Figure record listings
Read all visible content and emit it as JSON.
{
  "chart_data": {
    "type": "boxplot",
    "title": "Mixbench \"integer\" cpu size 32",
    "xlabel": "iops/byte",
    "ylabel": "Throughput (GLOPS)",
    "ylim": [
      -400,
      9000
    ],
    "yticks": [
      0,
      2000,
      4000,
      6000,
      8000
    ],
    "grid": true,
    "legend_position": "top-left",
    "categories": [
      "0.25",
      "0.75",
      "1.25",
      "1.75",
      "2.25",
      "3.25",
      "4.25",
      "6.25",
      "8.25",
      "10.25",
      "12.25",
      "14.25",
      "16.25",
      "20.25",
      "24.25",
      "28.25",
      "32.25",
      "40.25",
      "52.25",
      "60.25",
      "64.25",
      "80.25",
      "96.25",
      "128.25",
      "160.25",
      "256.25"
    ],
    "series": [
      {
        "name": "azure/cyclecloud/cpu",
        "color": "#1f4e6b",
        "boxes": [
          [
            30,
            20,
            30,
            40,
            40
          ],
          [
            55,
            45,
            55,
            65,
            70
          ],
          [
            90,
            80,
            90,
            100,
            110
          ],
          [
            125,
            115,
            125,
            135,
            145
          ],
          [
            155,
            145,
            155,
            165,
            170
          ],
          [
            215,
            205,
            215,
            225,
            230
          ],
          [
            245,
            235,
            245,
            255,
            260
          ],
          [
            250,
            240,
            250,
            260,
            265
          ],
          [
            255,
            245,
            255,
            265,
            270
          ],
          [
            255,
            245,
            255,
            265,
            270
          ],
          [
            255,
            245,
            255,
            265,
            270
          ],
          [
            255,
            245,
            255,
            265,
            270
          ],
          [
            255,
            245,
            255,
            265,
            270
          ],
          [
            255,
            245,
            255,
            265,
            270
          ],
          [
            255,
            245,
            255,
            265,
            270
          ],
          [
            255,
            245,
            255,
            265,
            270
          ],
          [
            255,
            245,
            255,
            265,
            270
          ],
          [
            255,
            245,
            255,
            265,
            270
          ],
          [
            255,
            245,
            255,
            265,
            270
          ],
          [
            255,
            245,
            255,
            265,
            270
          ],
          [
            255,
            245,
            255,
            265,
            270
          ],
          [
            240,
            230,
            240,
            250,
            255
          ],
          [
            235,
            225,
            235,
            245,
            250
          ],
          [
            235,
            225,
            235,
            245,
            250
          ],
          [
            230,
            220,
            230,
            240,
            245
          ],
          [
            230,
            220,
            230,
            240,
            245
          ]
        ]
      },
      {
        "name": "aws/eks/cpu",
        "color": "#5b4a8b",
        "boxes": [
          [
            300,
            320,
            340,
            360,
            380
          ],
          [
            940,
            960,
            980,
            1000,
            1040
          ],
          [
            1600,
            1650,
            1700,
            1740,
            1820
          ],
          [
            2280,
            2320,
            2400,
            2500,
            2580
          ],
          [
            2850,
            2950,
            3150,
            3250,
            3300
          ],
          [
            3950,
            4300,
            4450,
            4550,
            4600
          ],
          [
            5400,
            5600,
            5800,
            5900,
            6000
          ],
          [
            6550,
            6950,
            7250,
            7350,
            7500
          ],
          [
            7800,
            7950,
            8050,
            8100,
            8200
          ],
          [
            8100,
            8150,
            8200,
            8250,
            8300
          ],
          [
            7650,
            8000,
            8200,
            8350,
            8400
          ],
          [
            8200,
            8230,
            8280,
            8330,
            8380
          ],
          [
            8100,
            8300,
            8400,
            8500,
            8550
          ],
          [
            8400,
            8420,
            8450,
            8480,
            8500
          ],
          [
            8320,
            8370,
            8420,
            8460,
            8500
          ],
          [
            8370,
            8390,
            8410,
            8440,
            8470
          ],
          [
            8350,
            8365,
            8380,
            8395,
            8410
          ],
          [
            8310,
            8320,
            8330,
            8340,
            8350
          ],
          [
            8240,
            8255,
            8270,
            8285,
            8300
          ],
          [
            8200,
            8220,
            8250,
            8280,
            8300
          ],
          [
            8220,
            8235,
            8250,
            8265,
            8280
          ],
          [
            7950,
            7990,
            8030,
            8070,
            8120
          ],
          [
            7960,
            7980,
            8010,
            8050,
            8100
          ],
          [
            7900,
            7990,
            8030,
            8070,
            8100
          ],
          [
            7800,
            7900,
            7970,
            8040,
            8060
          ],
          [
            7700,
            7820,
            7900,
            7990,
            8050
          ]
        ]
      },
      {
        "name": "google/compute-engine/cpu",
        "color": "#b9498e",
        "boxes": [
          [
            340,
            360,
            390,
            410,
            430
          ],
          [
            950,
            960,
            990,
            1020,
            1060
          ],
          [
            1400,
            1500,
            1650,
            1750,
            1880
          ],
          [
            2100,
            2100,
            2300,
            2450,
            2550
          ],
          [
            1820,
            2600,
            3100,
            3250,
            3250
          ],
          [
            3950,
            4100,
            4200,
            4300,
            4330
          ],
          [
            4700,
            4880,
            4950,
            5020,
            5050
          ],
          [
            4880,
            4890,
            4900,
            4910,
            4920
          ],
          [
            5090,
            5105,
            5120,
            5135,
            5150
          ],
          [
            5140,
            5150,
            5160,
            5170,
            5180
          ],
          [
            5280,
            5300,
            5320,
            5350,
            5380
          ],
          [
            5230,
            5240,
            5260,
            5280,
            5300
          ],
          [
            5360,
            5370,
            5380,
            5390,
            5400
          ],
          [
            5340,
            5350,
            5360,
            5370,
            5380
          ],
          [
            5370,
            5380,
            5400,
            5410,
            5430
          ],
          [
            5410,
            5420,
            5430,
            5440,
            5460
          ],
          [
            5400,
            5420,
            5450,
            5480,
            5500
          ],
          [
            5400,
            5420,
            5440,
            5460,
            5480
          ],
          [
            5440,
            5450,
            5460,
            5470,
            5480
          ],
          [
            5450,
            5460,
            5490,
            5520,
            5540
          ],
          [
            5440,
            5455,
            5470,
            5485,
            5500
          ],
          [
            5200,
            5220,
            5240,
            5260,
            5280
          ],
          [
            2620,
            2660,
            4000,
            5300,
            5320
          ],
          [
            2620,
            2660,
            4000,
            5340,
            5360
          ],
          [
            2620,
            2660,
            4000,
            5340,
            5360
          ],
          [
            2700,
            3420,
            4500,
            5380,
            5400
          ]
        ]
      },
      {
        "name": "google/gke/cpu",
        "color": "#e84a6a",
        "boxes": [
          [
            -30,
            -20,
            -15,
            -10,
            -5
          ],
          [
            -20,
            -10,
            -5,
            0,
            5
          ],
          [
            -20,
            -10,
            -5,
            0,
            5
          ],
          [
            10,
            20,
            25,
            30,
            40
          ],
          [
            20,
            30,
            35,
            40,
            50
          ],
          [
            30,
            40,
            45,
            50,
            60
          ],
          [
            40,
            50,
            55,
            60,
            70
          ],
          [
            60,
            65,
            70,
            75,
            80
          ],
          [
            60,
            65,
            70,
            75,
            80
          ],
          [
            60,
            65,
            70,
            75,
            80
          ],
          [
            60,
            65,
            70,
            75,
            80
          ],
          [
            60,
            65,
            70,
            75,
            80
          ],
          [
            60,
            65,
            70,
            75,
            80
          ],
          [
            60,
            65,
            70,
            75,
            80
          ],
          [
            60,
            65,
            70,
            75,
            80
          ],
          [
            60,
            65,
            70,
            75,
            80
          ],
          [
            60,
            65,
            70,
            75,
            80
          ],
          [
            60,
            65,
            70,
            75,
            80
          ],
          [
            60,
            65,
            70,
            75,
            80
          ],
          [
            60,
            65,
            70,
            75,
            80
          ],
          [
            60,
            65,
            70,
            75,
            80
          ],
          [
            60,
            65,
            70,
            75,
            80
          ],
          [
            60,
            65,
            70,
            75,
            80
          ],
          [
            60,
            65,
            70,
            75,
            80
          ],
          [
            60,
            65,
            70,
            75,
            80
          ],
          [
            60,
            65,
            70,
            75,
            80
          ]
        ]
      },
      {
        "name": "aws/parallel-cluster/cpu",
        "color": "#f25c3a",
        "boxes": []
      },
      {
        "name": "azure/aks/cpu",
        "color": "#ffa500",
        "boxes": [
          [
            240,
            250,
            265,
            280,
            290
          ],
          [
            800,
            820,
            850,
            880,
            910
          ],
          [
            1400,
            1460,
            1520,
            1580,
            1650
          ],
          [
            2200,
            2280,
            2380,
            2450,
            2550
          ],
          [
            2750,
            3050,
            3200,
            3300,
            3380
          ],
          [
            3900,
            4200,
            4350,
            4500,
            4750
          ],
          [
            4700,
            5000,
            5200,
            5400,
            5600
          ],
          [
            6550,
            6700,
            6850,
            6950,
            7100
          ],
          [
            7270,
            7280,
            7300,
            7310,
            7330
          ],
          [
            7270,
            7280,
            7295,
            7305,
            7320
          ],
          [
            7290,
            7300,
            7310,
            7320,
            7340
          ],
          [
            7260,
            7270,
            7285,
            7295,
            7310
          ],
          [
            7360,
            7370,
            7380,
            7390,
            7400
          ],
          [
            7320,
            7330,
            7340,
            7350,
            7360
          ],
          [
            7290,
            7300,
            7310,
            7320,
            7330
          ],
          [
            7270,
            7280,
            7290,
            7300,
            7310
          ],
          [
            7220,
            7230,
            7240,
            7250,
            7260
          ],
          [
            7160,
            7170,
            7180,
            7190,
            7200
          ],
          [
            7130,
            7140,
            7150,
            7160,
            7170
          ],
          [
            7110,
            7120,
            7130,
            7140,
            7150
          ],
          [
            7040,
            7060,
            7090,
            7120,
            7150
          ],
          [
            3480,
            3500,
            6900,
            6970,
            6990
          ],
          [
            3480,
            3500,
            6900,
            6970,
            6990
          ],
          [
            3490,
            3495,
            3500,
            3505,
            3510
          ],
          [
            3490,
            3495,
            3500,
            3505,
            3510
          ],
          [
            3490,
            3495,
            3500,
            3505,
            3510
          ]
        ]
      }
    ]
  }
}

● Goal of the exercise
In the entries above, identify every line with the word "name". Copy those lines.

● Output of the exercise
        "name": "azure/cyclecloud/cpu",
        "name": "aws/eks/cpu",
        "name": "google/compute-engine/cpu",
        "name": "google/gke/cpu",
        "name": "aws/parallel-cluster/cpu",
        "name": "azure/aks/cpu",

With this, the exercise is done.